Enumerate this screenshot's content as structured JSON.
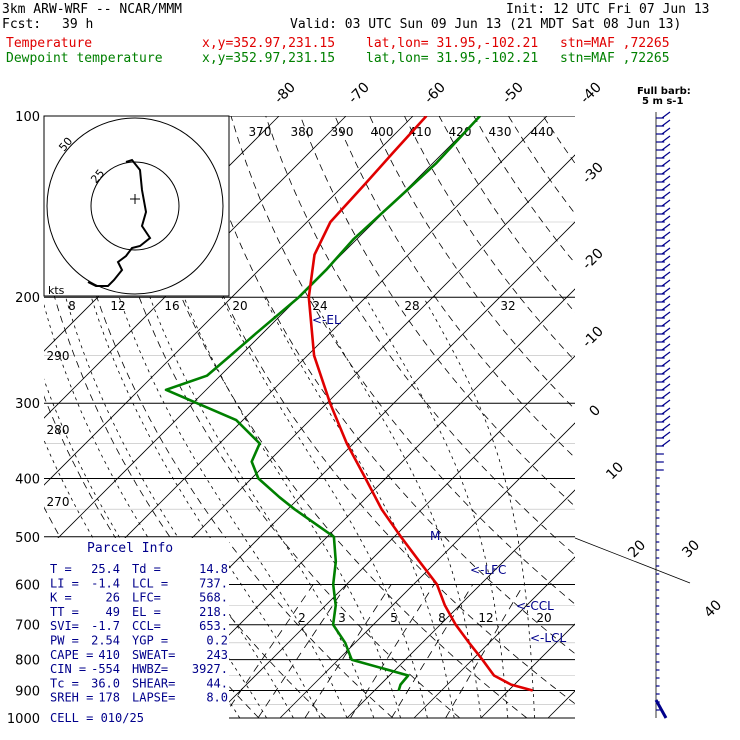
{
  "header": {
    "model": "3km ARW-WRF -- NCAR/MMM",
    "init": "Init: 12 UTC Fri 07 Jun 13",
    "fcst_label": "Fcst:",
    "fcst_value": "39 h",
    "valid": "Valid: 03 UTC Sun 09 Jun 13 (21 MDT Sat 08 Jun 13)",
    "temp_label": "Temperature",
    "dew_label": "Dewpoint temperature",
    "xy": "x,y=352.97,231.15",
    "latlon": "lat,lon= 31.95,-102.21",
    "stn": "stn=MAF ,72265"
  },
  "parcel_info": {
    "title": "Parcel Info",
    "rows": [
      [
        "T  =",
        "25.4",
        "Td =",
        "14.8"
      ],
      [
        "LI =",
        "-1.4",
        "LCL =",
        "737."
      ],
      [
        "K  =",
        "26",
        "LFC=",
        "568."
      ],
      [
        "TT =",
        "49",
        "EL =",
        "218."
      ],
      [
        "SVI=",
        "-1.7",
        "CCL=",
        "653."
      ],
      [
        "PW =",
        "2.54",
        "YGP =",
        "0.2"
      ],
      [
        "CAPE =",
        "410",
        "SWEAT=",
        "243"
      ],
      [
        "CIN =",
        "-554",
        "HWBZ=",
        "3927."
      ],
      [
        "Tc =",
        "36.0",
        "SHEAR=",
        "44."
      ],
      [
        "SREH =",
        "178",
        "LAPSE=",
        "8.0"
      ]
    ],
    "cell": "CELL = 010/25"
  },
  "wind_panel": {
    "title": "Full barb:",
    "subtitle": "5 m s-1"
  },
  "hodograph": {
    "units": "kts",
    "ring_labels": [
      "50",
      "25"
    ]
  },
  "chart_data": {
    "type": "skew-t",
    "pressure_labels": [
      100,
      200,
      300,
      400,
      500,
      600,
      700,
      800,
      900,
      1000
    ],
    "isotherm_labels": [
      "-80",
      "-70",
      "-60",
      "-50",
      "-40",
      "-30",
      "-20",
      "-10",
      "0",
      "10",
      "20",
      "30",
      "40"
    ],
    "dry_adiabat_labels": [
      "370",
      "380",
      "390",
      "400",
      "410",
      "420",
      "430",
      "440",
      "290",
      "280",
      "270"
    ],
    "moist_adiabat_labels": [
      "8",
      "12",
      "16",
      "20",
      "24",
      "28",
      "32"
    ],
    "mixing_ratio_labels": [
      "2",
      "3",
      "5",
      "8",
      "12",
      "20"
    ],
    "annotations": [
      "<-EL",
      "<-LFC",
      "<-CCL",
      "<-LCL",
      "M"
    ],
    "temperature": {
      "name": "Temperature",
      "color": "#e00000",
      "pressure": [
        900,
        880,
        850,
        800,
        750,
        700,
        650,
        600,
        550,
        500,
        450,
        400,
        350,
        300,
        250,
        200,
        170,
        150,
        130,
        115,
        100
      ],
      "value": [
        33.6,
        29.5,
        25.6,
        21.5,
        17.0,
        12.3,
        7.8,
        3.5,
        -2.5,
        -9.0,
        -16.0,
        -23.0,
        -31.0,
        -39.5,
        -49.0,
        -58.5,
        -64.0,
        -66.5,
        -67.0,
        -67.5,
        -68.0
      ]
    },
    "dewpoint": {
      "name": "Dewpoint temperature",
      "color": "#008000",
      "pressure": [
        900,
        880,
        850,
        800,
        750,
        700,
        650,
        600,
        550,
        500,
        450,
        430,
        400,
        375,
        350,
        320,
        285,
        270,
        250,
        230,
        200,
        180,
        160,
        140,
        120,
        100
      ],
      "value": [
        13.6,
        13.0,
        12.8,
        2.0,
        -1.5,
        -6.0,
        -8.5,
        -12.0,
        -15.0,
        -19.0,
        -29.0,
        -33.0,
        -39.0,
        -42.5,
        -44.0,
        -51.0,
        -66.0,
        -62.0,
        -61.5,
        -61.0,
        -60.0,
        -60.0,
        -60.5,
        -60.0,
        -59.5,
        -60.0
      ]
    },
    "axis": {
      "p_top": 100,
      "p_bottom": 1000,
      "log_p": true,
      "t_range_at_1000": [
        -20,
        45
      ]
    }
  }
}
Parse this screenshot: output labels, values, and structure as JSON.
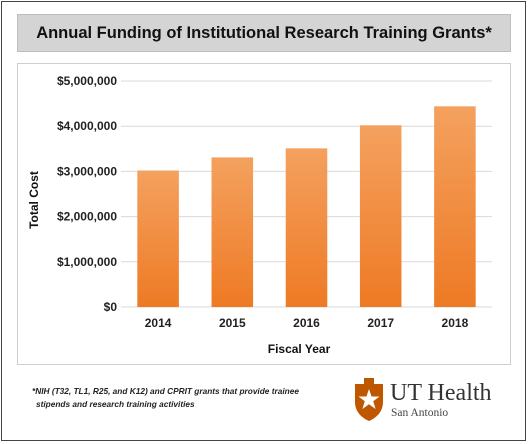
{
  "chart_data": {
    "type": "bar",
    "title": "Annual Funding of Institutional Research Training Grants*",
    "xlabel": "Fiscal Year",
    "ylabel": "Total Cost",
    "categories": [
      "2014",
      "2015",
      "2016",
      "2017",
      "2018"
    ],
    "values": [
      3020000,
      3310000,
      3510000,
      4020000,
      4440000
    ],
    "ylim": [
      0,
      5000000
    ],
    "yticks": [
      0,
      1000000,
      2000000,
      3000000,
      4000000,
      5000000
    ],
    "ytick_labels": [
      "$0",
      "$1,000,000",
      "$2,000,000",
      "$3,000,000",
      "$4,000,000",
      "$5,000,000"
    ],
    "grid": true,
    "legend": "none",
    "bar_color_top": "#f4a15f",
    "bar_color_bottom": "#ee7a24"
  },
  "footnote": {
    "line1": "*NIH (T32, TL1, R25, and K12) and CPRIT grants that provide trainee",
    "line2": "stipends and research training activities"
  },
  "logo": {
    "name": "UT Health",
    "subtitle": "San Antonio",
    "icon": "texas-star-seal-icon",
    "color": "#bf5700"
  }
}
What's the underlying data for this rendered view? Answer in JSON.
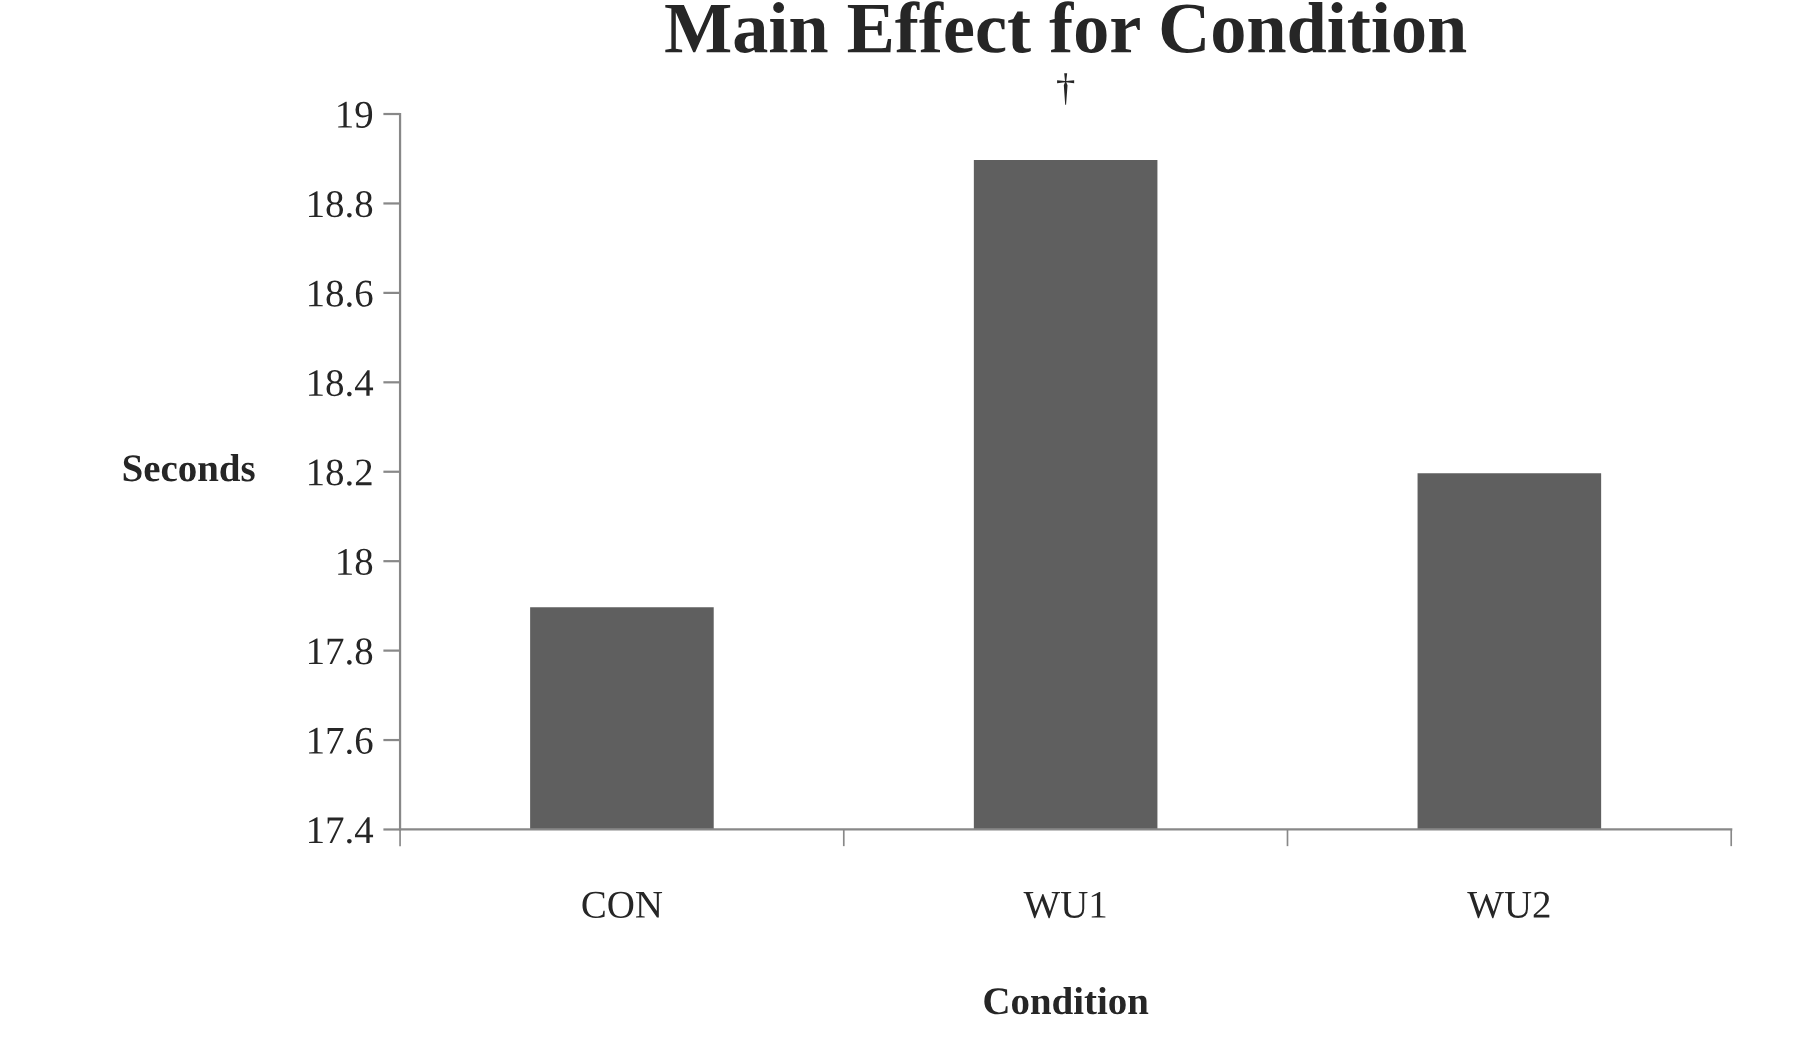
{
  "chart_data": {
    "type": "bar",
    "title": "Main Effect for Condition",
    "xlabel": "Condition",
    "ylabel": "Seconds",
    "categories": [
      "CON",
      "WU1",
      "WU2"
    ],
    "values": [
      17.9,
      18.9,
      18.2
    ],
    "color": "#5f5f5f",
    "ylim": [
      17.4,
      19
    ],
    "yticks": [
      17.4,
      17.6,
      17.8,
      18,
      18.2,
      18.4,
      18.6,
      18.8,
      19
    ],
    "annotations": [
      "†"
    ],
    "grid": false,
    "legend": false
  }
}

# What you will do
Gather each line that holds "xlabel".

# Solution for this problem
    "xlabel": "Fiscal Year",
    "xlabel": "Condition",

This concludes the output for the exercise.